- _Task goal_
Return every line of the records below verbatim, with no pictures in the copy.

- _Entries_
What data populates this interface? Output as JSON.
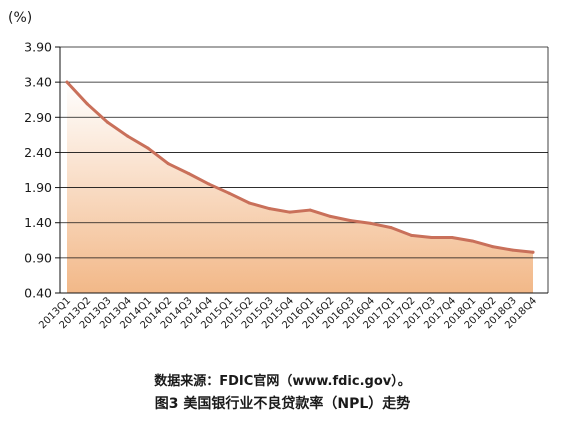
{
  "chart_data": {
    "type": "area",
    "unit_label": "(%)",
    "y_ticks": [
      "3.90",
      "3.40",
      "2.90",
      "2.40",
      "1.90",
      "1.40",
      "0.90",
      "0.40"
    ],
    "ylim": [
      0.4,
      3.9
    ],
    "grid": "horizontal",
    "categories": [
      "2013Q1",
      "2013Q2",
      "2013Q3",
      "2013Q4",
      "2014Q1",
      "2014Q2",
      "2014Q3",
      "2014Q4",
      "2015Q1",
      "2015Q2",
      "2015Q3",
      "2015Q4",
      "2016Q1",
      "2016Q2",
      "2016Q3",
      "2016Q4",
      "2017Q1",
      "2017Q2",
      "2017Q3",
      "2017Q4",
      "2018Q1",
      "2018Q2",
      "2018Q3",
      "2018Q4"
    ],
    "values": [
      3.4,
      3.09,
      2.83,
      2.63,
      2.46,
      2.24,
      2.1,
      1.95,
      1.82,
      1.68,
      1.6,
      1.55,
      1.58,
      1.49,
      1.43,
      1.39,
      1.33,
      1.22,
      1.19,
      1.19,
      1.14,
      1.06,
      1.01,
      0.98
    ],
    "source": "数据来源：FDIC官网（www.fdic.gov）。",
    "caption": "图3  美国银行业不良贷款率（NPL）走势"
  },
  "colors": {
    "line": "#c9705a",
    "area_top": "#ffffff",
    "area_bottom": "#f2b888",
    "grid": "#111111",
    "axis": "#111111"
  }
}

- _Solution_
What data populates this interface? Output as JSON.
{
  "chart_data": {
    "type": "area",
    "unit_label": "(%)",
    "y_ticks": [
      "3.90",
      "3.40",
      "2.90",
      "2.40",
      "1.90",
      "1.40",
      "0.90",
      "0.40"
    ],
    "ylim": [
      0.4,
      3.9
    ],
    "grid": "horizontal",
    "categories": [
      "2013Q1",
      "2013Q2",
      "2013Q3",
      "2013Q4",
      "2014Q1",
      "2014Q2",
      "2014Q3",
      "2014Q4",
      "2015Q1",
      "2015Q2",
      "2015Q3",
      "2015Q4",
      "2016Q1",
      "2016Q2",
      "2016Q3",
      "2016Q4",
      "2017Q1",
      "2017Q2",
      "2017Q3",
      "2017Q4",
      "2018Q1",
      "2018Q2",
      "2018Q3",
      "2018Q4"
    ],
    "values": [
      3.4,
      3.09,
      2.83,
      2.63,
      2.46,
      2.24,
      2.1,
      1.95,
      1.82,
      1.68,
      1.6,
      1.55,
      1.58,
      1.49,
      1.43,
      1.39,
      1.33,
      1.22,
      1.19,
      1.19,
      1.14,
      1.06,
      1.01,
      0.98
    ],
    "source": "数据来源：FDIC官网（www.fdic.gov）。",
    "caption": "图3  美国银行业不良贷款率（NPL）走势"
  },
  "colors": {
    "line": "#c9705a",
    "area_top": "#ffffff",
    "area_bottom": "#f2b888",
    "grid": "#111111",
    "axis": "#111111"
  }
}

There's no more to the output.